Exercise details: Give all of the lines again exactly as they read.
● ● ● ●
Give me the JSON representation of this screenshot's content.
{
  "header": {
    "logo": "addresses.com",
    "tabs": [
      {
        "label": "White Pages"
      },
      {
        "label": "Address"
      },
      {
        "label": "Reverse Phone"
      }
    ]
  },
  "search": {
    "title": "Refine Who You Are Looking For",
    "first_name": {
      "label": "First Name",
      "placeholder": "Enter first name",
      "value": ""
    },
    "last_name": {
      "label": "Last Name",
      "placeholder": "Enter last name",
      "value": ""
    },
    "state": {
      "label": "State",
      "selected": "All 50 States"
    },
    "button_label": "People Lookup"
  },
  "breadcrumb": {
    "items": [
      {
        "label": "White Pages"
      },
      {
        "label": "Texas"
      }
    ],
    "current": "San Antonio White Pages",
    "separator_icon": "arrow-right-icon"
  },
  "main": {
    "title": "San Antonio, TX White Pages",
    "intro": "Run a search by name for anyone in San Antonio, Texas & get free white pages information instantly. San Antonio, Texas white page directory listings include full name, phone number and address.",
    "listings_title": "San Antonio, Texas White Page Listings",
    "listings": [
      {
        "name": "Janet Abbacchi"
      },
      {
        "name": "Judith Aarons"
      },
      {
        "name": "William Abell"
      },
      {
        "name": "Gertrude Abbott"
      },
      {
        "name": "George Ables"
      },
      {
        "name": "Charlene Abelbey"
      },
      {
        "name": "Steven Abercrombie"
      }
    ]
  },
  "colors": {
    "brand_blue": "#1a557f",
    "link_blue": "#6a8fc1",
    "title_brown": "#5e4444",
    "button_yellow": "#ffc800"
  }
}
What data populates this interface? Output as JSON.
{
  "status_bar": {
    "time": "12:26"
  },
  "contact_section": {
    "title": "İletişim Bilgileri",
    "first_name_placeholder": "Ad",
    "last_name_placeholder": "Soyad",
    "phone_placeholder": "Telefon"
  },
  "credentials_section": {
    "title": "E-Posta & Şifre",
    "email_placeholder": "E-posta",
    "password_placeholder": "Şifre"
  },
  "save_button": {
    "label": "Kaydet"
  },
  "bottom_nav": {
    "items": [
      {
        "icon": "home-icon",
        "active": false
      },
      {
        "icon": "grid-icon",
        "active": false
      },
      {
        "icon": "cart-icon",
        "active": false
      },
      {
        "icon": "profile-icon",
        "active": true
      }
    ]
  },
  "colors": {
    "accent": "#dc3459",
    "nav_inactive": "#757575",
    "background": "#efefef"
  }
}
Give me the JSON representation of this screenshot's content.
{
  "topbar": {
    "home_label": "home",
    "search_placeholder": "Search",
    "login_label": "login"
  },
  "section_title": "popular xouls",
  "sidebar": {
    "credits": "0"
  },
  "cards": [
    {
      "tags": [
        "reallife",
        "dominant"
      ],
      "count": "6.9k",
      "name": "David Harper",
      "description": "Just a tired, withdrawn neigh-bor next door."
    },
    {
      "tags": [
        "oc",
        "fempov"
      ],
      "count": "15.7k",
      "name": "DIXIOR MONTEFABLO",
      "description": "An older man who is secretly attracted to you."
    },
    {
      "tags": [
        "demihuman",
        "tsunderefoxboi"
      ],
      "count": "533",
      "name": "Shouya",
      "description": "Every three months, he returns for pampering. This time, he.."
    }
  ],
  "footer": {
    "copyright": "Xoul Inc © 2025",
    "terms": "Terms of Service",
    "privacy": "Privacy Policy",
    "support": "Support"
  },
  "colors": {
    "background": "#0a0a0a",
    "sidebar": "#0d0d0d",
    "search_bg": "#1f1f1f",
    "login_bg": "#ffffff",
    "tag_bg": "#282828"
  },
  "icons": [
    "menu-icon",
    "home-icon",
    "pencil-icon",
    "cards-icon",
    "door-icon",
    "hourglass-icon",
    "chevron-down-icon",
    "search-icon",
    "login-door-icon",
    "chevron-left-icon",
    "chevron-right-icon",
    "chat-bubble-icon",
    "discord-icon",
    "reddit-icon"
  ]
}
● ● ● ●
Output for this task:
Give me the JSON representation of this screenshot's content.
{
  "header": {
    "logo": "addresses.com",
    "tabs": [
      {
        "label": "White Pages"
      },
      {
        "label": "Address"
      },
      {
        "label": "Reverse Phone"
      }
    ]
  },
  "search": {
    "title": "Refine Who You Are Looking For",
    "first_name": {
      "label": "First Name",
      "placeholder": "Enter first name",
      "value": ""
    },
    "last_name": {
      "label": "Last Name",
      "placeholder": "Enter last name",
      "value": ""
    },
    "state": {
      "label": "State",
      "selected": "All 50 States"
    },
    "button_label": "People Lookup"
  },
  "breadcrumb": {
    "items": [
      {
        "label": "White Pages"
      },
      {
        "label": "Texas"
      }
    ],
    "current": "San Antonio White Pages",
    "separator_icon": "arrow-right-icon"
  },
  "main": {
    "title": "San Antonio, TX White Pages",
    "intro": "Run a search by name for anyone in San Antonio, Texas & get free white pages information instantly. San Antonio, Texas white page directory listings include full name, phone number and address.",
    "listings_title": "San Antonio, Texas White Page Listings",
    "listings": [
      {
        "name": "Janet Abbacchi"
      },
      {
        "name": "Judith Aarons"
      },
      {
        "name": "William Abell"
      },
      {
        "name": "Gertrude Abbott"
      },
      {
        "name": "George Ables"
      },
      {
        "name": "Charlene Abelbey"
      },
      {
        "name": "Steven Abercrombie"
      }
    ]
  },
  "colors": {
    "brand_blue": "#1a557f",
    "link_blue": "#6a8fc1",
    "title_brown": "#5e4444",
    "button_yellow": "#ffc800"
  }
}
What data populates this interface? Output as JSON.
{
  "status_bar": {
    "time": "12:26"
  },
  "contact_section": {
    "title": "İletişim Bilgileri",
    "first_name_placeholder": "Ad",
    "last_name_placeholder": "Soyad",
    "phone_placeholder": "Telefon"
  },
  "credentials_section": {
    "title": "E-Posta & Şifre",
    "email_placeholder": "E-posta",
    "password_placeholder": "Şifre"
  },
  "save_button": {
    "label": "Kaydet"
  },
  "bottom_nav": {
    "items": [
      {
        "icon": "home-icon",
        "active": false
      },
      {
        "icon": "grid-icon",
        "active": false
      },
      {
        "icon": "cart-icon",
        "active": false
      },
      {
        "icon": "profile-icon",
        "active": true
      }
    ]
  },
  "colors": {
    "accent": "#dc3459",
    "nav_inactive": "#757575",
    "background": "#efefef"
  }
}
Give me the JSON representation of this screenshot's content.
{
  "topbar": {
    "home_label": "home",
    "search_placeholder": "Search",
    "login_label": "login"
  },
  "section_title": "popular xouls",
  "sidebar": {
    "credits": "0"
  },
  "cards": [
    {
      "tags": [
        "reallife",
        "dominant"
      ],
      "count": "6.9k",
      "name": "David Harper",
      "description": "Just a tired, withdrawn neigh-bor next door."
    },
    {
      "tags": [
        "oc",
        "fempov"
      ],
      "count": "15.7k",
      "name": "DIXIOR MONTEFABLO",
      "description": "An older man who is secretly attracted to you."
    },
    {
      "tags": [
        "demihuman",
        "tsunderefoxboi"
      ],
      "count": "533",
      "name": "Shouya",
      "description": "Every three months, he returns for pampering. This time, he.."
    }
  ],
  "footer": {
    "copyright": "Xoul Inc © 2025",
    "terms": "Terms of Service",
    "privacy": "Privacy Policy",
    "support": "Support"
  },
  "colors": {
    "background": "#0a0a0a",
    "sidebar": "#0d0d0d",
    "search_bg": "#1f1f1f",
    "login_bg": "#ffffff",
    "tag_bg": "#282828"
  },
  "icons": [
    "menu-icon",
    "home-icon",
    "pencil-icon",
    "cards-icon",
    "door-icon",
    "hourglass-icon",
    "chevron-down-icon",
    "search-icon",
    "login-door-icon",
    "chevron-left-icon",
    "chevron-right-icon",
    "chat-bubble-icon",
    "discord-icon",
    "reddit-icon"
  ]
}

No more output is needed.